STATED EXERCISE
Would you retype all of these records exactly?

--- START RECORD LIST ---

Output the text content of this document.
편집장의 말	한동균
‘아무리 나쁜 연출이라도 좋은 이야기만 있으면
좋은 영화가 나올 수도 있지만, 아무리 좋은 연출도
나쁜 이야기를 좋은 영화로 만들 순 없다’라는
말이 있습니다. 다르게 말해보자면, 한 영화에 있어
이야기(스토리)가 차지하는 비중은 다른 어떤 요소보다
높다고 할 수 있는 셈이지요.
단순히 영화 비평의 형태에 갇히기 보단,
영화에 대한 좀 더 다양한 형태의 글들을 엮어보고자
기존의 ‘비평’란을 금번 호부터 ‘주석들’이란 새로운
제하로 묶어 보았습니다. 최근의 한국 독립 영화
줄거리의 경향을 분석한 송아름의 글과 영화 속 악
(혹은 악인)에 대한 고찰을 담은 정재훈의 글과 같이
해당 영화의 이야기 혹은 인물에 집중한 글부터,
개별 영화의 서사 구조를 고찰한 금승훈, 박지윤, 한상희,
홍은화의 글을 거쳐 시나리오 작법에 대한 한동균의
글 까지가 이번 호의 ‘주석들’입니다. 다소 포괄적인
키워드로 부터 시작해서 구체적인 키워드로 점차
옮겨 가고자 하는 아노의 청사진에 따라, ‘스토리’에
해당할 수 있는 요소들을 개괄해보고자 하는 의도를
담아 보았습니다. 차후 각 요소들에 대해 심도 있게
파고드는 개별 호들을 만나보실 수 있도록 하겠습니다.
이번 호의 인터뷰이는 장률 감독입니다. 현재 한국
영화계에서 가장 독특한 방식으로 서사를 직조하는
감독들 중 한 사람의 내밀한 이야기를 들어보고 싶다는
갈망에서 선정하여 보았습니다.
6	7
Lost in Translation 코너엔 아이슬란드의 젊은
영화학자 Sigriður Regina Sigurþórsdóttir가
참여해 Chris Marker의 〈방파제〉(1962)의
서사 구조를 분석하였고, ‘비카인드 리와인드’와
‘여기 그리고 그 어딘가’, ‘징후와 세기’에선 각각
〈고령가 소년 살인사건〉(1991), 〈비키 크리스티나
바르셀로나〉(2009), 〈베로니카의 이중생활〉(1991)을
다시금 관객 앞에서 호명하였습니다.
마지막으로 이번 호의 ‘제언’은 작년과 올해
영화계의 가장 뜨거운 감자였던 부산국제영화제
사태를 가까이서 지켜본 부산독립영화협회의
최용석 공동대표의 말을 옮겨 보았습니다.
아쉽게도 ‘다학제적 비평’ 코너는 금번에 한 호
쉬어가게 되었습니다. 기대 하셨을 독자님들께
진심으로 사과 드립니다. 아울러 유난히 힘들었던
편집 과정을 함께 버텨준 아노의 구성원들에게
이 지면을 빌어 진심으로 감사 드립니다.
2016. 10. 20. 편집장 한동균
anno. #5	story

--- END RECORD LIST ---

PROBLEM SOLUTION
Output the text content of this document.
편집장의 말	한동균
‘아무리 나쁜 연출이라도 좋은 이야기만 있으면
좋은 영화가 나올 수도 있지만, 아무리 좋은 연출도
나쁜 이야기를 좋은 영화로 만들 순 없다’라는
말이 있습니다. 다르게 말해보자면, 한 영화에 있어
이야기(스토리)가 차지하는 비중은 다른 어떤 요소보다
높다고 할 수 있는 셈이지요.
단순히 영화 비평의 형태에 갇히기 보단,
영화에 대한 좀 더 다양한 형태의 글들을 엮어보고자
기존의 ‘비평’란을 금번 호부터 ‘주석들’이란 새로운
제하로 묶어 보았습니다. 최근의 한국 독립 영화
줄거리의 경향을 분석한 송아름의 글과 영화 속 악
(혹은 악인)에 대한 고찰을 담은 정재훈의 글과 같이
해당 영화의 이야기 혹은 인물에 집중한 글부터,
개별 영화의 서사 구조를 고찰한 금승훈, 박지윤, 한상희,
홍은화의 글을 거쳐 시나리오 작법에 대한 한동균의
글 까지가 이번 호의 ‘주석들’입니다. 다소 포괄적인
키워드로 부터 시작해서 구체적인 키워드로 점차
옮겨 가고자 하는 아노의 청사진에 따라, ‘스토리’에
해당할 수 있는 요소들을 개괄해보고자 하는 의도를
담아 보았습니다. 차후 각 요소들에 대해 심도 있게
파고드는 개별 호들을 만나보실 수 있도록 하겠습니다.
이번 호의 인터뷰이는 장률 감독입니다. 현재 한국
영화계에서 가장 독특한 방식으로 서사를 직조하는
감독들 중 한 사람의 내밀한 이야기를 들어보고 싶다는
갈망에서 선정하여 보았습니다.
6	7
Lost in Translation 코너엔 아이슬란드의 젊은
영화학자 Sigriður Regina Sigurþórsdóttir가
참여해 Chris Marker의 〈방파제〉(1962)의
서사 구조를 분석하였고, ‘비카인드 리와인드’와
‘여기 그리고 그 어딘가’, ‘징후와 세기’에선 각각
〈고령가 소년 살인사건〉(1991), 〈비키 크리스티나
바르셀로나〉(2009), 〈베로니카의 이중생활〉(1991)을
다시금 관객 앞에서 호명하였습니다.
마지막으로 이번 호의 ‘제언’은 작년과 올해
영화계의 가장 뜨거운 감자였던 부산국제영화제
사태를 가까이서 지켜본 부산독립영화협회의
최용석 공동대표의 말을 옮겨 보았습니다.
아쉽게도 ‘다학제적 비평’ 코너는 금번에 한 호
쉬어가게 되었습니다. 기대 하셨을 독자님들께
진심으로 사과 드립니다. 아울러 유난히 힘들었던
편집 과정을 함께 버텨준 아노의 구성원들에게
이 지면을 빌어 진심으로 감사 드립니다.
2016. 10. 20. 편집장 한동균
anno. #5	story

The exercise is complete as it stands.